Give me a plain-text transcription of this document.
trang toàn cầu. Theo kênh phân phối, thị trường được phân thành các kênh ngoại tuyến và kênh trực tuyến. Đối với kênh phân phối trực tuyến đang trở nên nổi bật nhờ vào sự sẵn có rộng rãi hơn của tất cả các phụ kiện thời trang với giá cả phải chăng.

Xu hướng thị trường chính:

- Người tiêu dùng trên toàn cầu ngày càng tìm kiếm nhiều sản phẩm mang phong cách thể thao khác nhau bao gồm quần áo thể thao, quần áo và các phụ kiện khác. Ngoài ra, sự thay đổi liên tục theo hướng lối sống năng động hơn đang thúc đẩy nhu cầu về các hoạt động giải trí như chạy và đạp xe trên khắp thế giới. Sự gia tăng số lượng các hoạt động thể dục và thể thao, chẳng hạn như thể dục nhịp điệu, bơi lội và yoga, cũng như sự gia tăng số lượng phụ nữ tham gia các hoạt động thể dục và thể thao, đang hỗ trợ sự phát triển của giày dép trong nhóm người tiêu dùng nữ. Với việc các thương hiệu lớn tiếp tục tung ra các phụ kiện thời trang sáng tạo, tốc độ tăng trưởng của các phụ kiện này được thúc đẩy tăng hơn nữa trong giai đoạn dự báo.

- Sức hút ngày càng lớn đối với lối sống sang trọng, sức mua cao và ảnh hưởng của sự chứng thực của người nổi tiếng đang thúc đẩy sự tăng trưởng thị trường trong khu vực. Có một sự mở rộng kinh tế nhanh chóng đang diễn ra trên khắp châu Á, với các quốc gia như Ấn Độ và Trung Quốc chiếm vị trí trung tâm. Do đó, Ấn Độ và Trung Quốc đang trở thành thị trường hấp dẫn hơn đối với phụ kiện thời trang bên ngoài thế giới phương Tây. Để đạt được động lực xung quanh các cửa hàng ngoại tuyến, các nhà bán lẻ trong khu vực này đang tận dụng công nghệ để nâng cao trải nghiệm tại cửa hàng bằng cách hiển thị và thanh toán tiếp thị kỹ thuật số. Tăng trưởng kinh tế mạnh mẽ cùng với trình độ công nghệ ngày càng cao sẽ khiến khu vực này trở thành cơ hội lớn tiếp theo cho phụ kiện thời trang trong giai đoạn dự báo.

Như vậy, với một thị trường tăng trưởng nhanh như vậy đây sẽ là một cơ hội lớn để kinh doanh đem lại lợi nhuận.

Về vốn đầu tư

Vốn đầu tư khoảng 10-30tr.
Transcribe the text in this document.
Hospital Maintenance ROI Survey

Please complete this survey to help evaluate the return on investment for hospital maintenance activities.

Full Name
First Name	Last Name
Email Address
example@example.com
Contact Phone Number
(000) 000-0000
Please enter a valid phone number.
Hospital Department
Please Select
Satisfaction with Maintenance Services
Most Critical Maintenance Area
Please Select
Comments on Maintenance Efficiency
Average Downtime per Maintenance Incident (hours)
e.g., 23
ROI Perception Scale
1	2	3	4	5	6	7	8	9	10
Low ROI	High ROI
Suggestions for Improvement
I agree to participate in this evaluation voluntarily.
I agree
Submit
■ ■ ■ ■
▶ _To do_
Repeat every line of the data, exactly and in full.

▶ _Solution for this exercise_
Give me a plain-text transcription of this document.
trang toàn cầu. Theo kênh phân phối, thị trường được phân thành các kênh ngoại tuyến và kênh trực tuyến. Đối với kênh phân phối trực tuyến đang trở nên nổi bật nhờ vào sự sẵn có rộng rãi hơn của tất cả các phụ kiện thời trang với giá cả phải chăng.

Xu hướng thị trường chính:

- Người tiêu dùng trên toàn cầu ngày càng tìm kiếm nhiều sản phẩm mang phong cách thể thao khác nhau bao gồm quần áo thể thao, quần áo và các phụ kiện khác. Ngoài ra, sự thay đổi liên tục theo hướng lối sống năng động hơn đang thúc đẩy nhu cầu về các hoạt động giải trí như chạy và đạp xe trên khắp thế giới. Sự gia tăng số lượng các hoạt động thể dục và thể thao, chẳng hạn như thể dục nhịp điệu, bơi lội và yoga, cũng như sự gia tăng số lượng phụ nữ tham gia các hoạt động thể dục và thể thao, đang hỗ trợ sự phát triển của giày dép trong nhóm người tiêu dùng nữ. Với việc các thương hiệu lớn tiếp tục tung ra các phụ kiện thời trang sáng tạo, tốc độ tăng trưởng của các phụ kiện này được thúc đẩy tăng hơn nữa trong giai đoạn dự báo.

- Sức hút ngày càng lớn đối với lối sống sang trọng, sức mua cao và ảnh hưởng của sự chứng thực của người nổi tiếng đang thúc đẩy sự tăng trưởng thị trường trong khu vực. Có một sự mở rộng kinh tế nhanh chóng đang diễn ra trên khắp châu Á, với các quốc gia như Ấn Độ và Trung Quốc chiếm vị trí trung tâm. Do đó, Ấn Độ và Trung Quốc đang trở thành thị trường hấp dẫn hơn đối với phụ kiện thời trang bên ngoài thế giới phương Tây. Để đạt được động lực xung quanh các cửa hàng ngoại tuyến, các nhà bán lẻ trong khu vực này đang tận dụng công nghệ để nâng cao trải nghiệm tại cửa hàng bằng cách hiển thị và thanh toán tiếp thị kỹ thuật số. Tăng trưởng kinh tế mạnh mẽ cùng với trình độ công nghệ ngày càng cao sẽ khiến khu vực này trở thành cơ hội lớn tiếp theo cho phụ kiện thời trang trong giai đoạn dự báo.

Như vậy, với một thị trường tăng trưởng nhanh như vậy đây sẽ là một cơ hội lớn để kinh doanh đem lại lợi nhuận.

Về vốn đầu tư

Vốn đầu tư khoảng 10-30tr.
Transcribe the text in this document.
Hospital Maintenance ROI Survey

Please complete this survey to help evaluate the return on investment for hospital maintenance activities.

Full Name
First Name	Last Name
Email Address
example@example.com
Contact Phone Number
(000) 000-0000
Please enter a valid phone number.
Hospital Department
Please Select
Satisfaction with Maintenance Services
Most Critical Maintenance Area
Please Select
Comments on Maintenance Efficiency
Average Downtime per Maintenance Incident (hours)
e.g., 23
ROI Perception Scale
1	2	3	4	5	6	7	8	9	10
Low ROI	High ROI
Suggestions for Improvement
I agree to participate in this evaluation voluntarily.
I agree
Submit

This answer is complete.